▸ **Exercise objective**:
Reproduce the lines below verbatim, character for character.
-- START Extracted data --
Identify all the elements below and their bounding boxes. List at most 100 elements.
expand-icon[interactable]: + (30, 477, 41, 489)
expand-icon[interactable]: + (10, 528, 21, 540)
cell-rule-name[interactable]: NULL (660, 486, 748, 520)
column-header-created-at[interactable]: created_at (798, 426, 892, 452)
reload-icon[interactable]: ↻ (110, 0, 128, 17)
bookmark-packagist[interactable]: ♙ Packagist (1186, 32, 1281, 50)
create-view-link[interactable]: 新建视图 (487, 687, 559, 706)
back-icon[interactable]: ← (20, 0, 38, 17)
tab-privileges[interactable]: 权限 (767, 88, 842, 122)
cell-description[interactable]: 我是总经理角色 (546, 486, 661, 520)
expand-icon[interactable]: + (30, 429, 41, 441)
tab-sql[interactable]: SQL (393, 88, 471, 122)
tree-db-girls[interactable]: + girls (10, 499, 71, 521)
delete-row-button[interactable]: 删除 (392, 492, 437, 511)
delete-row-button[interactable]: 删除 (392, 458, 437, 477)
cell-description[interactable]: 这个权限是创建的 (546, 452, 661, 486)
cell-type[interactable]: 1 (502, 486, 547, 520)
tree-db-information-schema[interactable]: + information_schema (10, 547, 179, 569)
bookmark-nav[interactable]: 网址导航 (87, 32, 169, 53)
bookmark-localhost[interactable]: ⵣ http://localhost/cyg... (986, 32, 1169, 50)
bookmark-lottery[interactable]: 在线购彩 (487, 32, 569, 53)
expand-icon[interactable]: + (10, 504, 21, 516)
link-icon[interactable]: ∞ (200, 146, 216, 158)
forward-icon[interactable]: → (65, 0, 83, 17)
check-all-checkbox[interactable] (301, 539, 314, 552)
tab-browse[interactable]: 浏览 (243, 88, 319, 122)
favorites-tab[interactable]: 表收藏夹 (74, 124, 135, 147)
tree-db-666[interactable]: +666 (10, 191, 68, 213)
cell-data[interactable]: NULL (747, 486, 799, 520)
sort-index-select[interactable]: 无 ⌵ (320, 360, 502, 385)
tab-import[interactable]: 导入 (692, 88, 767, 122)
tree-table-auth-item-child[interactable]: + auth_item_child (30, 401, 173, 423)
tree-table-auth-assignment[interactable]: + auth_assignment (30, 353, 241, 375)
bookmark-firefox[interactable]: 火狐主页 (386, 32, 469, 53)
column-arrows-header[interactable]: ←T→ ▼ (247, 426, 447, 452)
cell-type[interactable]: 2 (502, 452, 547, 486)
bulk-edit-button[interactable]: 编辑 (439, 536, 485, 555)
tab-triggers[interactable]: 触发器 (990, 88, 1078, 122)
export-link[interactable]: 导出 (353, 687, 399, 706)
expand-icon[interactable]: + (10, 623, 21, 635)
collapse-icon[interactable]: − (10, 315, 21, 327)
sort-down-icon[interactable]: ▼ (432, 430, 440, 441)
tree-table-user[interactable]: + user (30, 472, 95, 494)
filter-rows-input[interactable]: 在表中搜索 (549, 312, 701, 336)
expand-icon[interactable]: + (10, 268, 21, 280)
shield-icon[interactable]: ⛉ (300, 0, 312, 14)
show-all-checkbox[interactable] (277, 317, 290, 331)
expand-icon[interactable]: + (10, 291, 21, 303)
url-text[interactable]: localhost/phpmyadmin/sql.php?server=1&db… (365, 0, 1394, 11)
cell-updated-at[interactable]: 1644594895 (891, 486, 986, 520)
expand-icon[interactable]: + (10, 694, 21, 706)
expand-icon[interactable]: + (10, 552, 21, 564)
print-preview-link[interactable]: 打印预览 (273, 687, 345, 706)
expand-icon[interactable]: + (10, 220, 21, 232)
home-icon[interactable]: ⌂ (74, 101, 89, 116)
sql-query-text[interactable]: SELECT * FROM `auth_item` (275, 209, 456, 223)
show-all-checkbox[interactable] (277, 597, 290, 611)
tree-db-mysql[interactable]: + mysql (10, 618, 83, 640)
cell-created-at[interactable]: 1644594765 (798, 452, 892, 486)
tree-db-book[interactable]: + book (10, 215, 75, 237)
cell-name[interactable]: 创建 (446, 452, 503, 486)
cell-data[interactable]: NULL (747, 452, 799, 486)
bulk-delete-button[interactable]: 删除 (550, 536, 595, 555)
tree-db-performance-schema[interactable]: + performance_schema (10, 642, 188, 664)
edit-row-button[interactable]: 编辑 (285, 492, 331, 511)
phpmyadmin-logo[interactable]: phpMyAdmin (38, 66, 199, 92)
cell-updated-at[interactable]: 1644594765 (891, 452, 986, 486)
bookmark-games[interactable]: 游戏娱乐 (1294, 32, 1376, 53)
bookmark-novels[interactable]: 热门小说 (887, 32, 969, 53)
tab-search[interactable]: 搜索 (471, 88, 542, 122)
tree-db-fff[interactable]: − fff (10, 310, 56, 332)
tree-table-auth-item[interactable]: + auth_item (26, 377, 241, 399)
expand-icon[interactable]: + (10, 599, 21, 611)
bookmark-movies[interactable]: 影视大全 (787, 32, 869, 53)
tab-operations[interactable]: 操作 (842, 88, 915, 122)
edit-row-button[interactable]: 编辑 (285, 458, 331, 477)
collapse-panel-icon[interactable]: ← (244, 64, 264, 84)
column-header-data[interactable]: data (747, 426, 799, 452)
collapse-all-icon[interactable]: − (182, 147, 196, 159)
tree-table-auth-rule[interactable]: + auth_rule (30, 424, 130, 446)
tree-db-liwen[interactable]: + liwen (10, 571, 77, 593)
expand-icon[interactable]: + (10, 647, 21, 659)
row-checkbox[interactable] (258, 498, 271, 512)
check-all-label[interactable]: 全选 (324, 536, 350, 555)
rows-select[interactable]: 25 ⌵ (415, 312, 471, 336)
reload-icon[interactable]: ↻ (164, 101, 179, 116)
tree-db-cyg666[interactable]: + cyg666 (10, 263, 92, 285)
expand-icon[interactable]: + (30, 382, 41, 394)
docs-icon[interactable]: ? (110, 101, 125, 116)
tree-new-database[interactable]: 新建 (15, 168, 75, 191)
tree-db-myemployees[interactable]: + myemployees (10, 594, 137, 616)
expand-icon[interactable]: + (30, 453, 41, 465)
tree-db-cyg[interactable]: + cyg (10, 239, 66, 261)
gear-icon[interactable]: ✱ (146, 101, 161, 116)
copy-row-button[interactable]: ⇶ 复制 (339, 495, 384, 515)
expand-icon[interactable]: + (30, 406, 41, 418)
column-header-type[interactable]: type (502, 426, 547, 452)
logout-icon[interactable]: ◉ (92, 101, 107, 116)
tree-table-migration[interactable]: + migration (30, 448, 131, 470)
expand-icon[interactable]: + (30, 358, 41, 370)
-- END Extracted data --
▸ **Completed exercise**:
Identify all the elements below and their bounding boxes. List at most 100 elements.
expand-icon[interactable]: + (30, 477, 41, 489)
expand-icon[interactable]: + (10, 528, 21, 540)
cell-rule-name[interactable]: NULL (660, 486, 748, 520)
column-header-created-at[interactable]: created_at (798, 426, 892, 452)
reload-icon[interactable]: ↻ (110, 0, 128, 17)
bookmark-packagist[interactable]: ♙ Packagist (1186, 32, 1281, 50)
create-view-link[interactable]: 新建视图 (487, 687, 559, 706)
back-icon[interactable]: ← (20, 0, 38, 17)
tab-privileges[interactable]: 权限 (767, 88, 842, 122)
cell-description[interactable]: 我是总经理角色 (546, 486, 661, 520)
expand-icon[interactable]: + (30, 429, 41, 441)
tab-sql[interactable]: SQL (393, 88, 471, 122)
tree-db-girls[interactable]: + girls (10, 499, 71, 521)
delete-row-button[interactable]: 删除 (392, 492, 437, 511)
delete-row-button[interactable]: 删除 (392, 458, 437, 477)
cell-description[interactable]: 这个权限是创建的 (546, 452, 661, 486)
cell-type[interactable]: 1 (502, 486, 547, 520)
tree-db-information-schema[interactable]: + information_schema (10, 547, 179, 569)
bookmark-nav[interactable]: 网址导航 (87, 32, 169, 53)
bookmark-localhost[interactable]: ⵣ http://localhost/cyg... (986, 32, 1169, 50)
bookmark-lottery[interactable]: 在线购彩 (487, 32, 569, 53)
expand-icon[interactable]: + (10, 504, 21, 516)
link-icon[interactable]: ∞ (200, 146, 216, 158)
forward-icon[interactable]: → (65, 0, 83, 17)
check-all-checkbox[interactable] (301, 539, 314, 552)
tab-browse[interactable]: 浏览 (243, 88, 319, 122)
favorites-tab[interactable]: 表收藏夹 (74, 124, 135, 147)
tree-db-666[interactable]: +666 (10, 191, 68, 213)
cell-data[interactable]: NULL (747, 486, 799, 520)
sort-index-select[interactable]: 无 ⌵ (320, 360, 502, 385)
tab-import[interactable]: 导入 (692, 88, 767, 122)
tree-table-auth-item-child[interactable]: + auth_item_child (30, 401, 173, 423)
tree-table-auth-assignment[interactable]: + auth_assignment (30, 353, 241, 375)
bookmark-firefox[interactable]: 火狐主页 (386, 32, 469, 53)
column-arrows-header[interactable]: ←T→ ▼ (247, 426, 447, 452)
cell-type[interactable]: 2 (502, 452, 547, 486)
bulk-edit-button[interactable]: 编辑 (439, 536, 485, 555)
tab-triggers[interactable]: 触发器 (990, 88, 1078, 122)
export-link[interactable]: 导出 (353, 687, 399, 706)
expand-icon[interactable]: + (10, 623, 21, 635)
collapse-icon[interactable]: − (10, 315, 21, 327)
sort-down-icon[interactable]: ▼ (432, 430, 440, 441)
tree-table-user[interactable]: + user (30, 472, 95, 494)
filter-rows-input[interactable]: 在表中搜索 (549, 312, 701, 336)
expand-icon[interactable]: + (10, 268, 21, 280)
shield-icon[interactable]: ⛉ (300, 0, 312, 14)
show-all-checkbox[interactable] (277, 317, 290, 331)
expand-icon[interactable]: + (10, 291, 21, 303)
url-text[interactable]: localhost/phpmyadmin/sql.php?server=1&db… (365, 0, 1394, 11)
cell-updated-at[interactable]: 1644594895 (891, 486, 986, 520)
expand-icon[interactable]: + (10, 694, 21, 706)
expand-icon[interactable]: + (10, 552, 21, 564)
print-preview-link[interactable]: 打印预览 (273, 687, 345, 706)
expand-icon[interactable]: + (10, 220, 21, 232)
home-icon[interactable]: ⌂ (74, 101, 89, 116)
sql-query-text[interactable]: SELECT * FROM `auth_item` (275, 209, 456, 223)
show-all-checkbox[interactable] (277, 597, 290, 611)
tree-db-mysql[interactable]: + mysql (10, 618, 83, 640)
cell-created-at[interactable]: 1644594765 (798, 452, 892, 486)
tree-db-book[interactable]: + book (10, 215, 75, 237)
cell-name[interactable]: 创建 (446, 452, 503, 486)
cell-data[interactable]: NULL (747, 452, 799, 486)
bulk-delete-button[interactable]: 删除 (550, 536, 595, 555)
tree-db-performance-schema[interactable]: + performance_schema (10, 642, 188, 664)
edit-row-button[interactable]: 编辑 (285, 492, 331, 511)
phpmyadmin-logo[interactable]: phpMyAdmin (38, 66, 199, 92)
cell-updated-at[interactable]: 1644594765 (891, 452, 986, 486)
bookmark-games[interactable]: 游戏娱乐 (1294, 32, 1376, 53)
bookmark-novels[interactable]: 热门小说 (887, 32, 969, 53)
tab-search[interactable]: 搜索 (471, 88, 542, 122)
tree-db-fff[interactable]: − fff (10, 310, 56, 332)
tree-table-auth-item[interactable]: + auth_item (26, 377, 241, 399)
expand-icon[interactable]: + (10, 599, 21, 611)
bookmark-movies[interactable]: 影视大全 (787, 32, 869, 53)
tab-operations[interactable]: 操作 (842, 88, 915, 122)
edit-row-button[interactable]: 编辑 (285, 458, 331, 477)
collapse-panel-icon[interactable]: ← (244, 64, 264, 84)
column-header-data[interactable]: data (747, 426, 799, 452)
collapse-all-icon[interactable]: − (182, 147, 196, 159)
tree-table-auth-rule[interactable]: + auth_rule (30, 424, 130, 446)
tree-db-liwen[interactable]: + liwen (10, 571, 77, 593)
expand-icon[interactable]: + (10, 647, 21, 659)
row-checkbox[interactable] (258, 498, 271, 512)
check-all-label[interactable]: 全选 (324, 536, 350, 555)
rows-select[interactable]: 25 ⌵ (415, 312, 471, 336)
reload-icon[interactable]: ↻ (164, 101, 179, 116)
tree-db-cyg666[interactable]: + cyg666 (10, 263, 92, 285)
expand-icon[interactable]: + (30, 382, 41, 394)
docs-icon[interactable]: ? (110, 101, 125, 116)
tree-new-database[interactable]: 新建 (15, 168, 75, 191)
tree-db-myemployees[interactable]: + myemployees (10, 594, 137, 616)
expand-icon[interactable]: + (30, 453, 41, 465)
tree-db-cyg[interactable]: + cyg (10, 239, 66, 261)
gear-icon[interactable]: ✱ (146, 101, 161, 116)
copy-row-button[interactable]: ⇶ 复制 (339, 495, 384, 515)
expand-icon[interactable]: + (30, 406, 41, 418)
column-header-type[interactable]: type (502, 426, 547, 452)
logout-icon[interactable]: ◉ (92, 101, 107, 116)
tree-table-migration[interactable]: + migration (30, 448, 131, 470)
expand-icon[interactable]: + (30, 358, 41, 370)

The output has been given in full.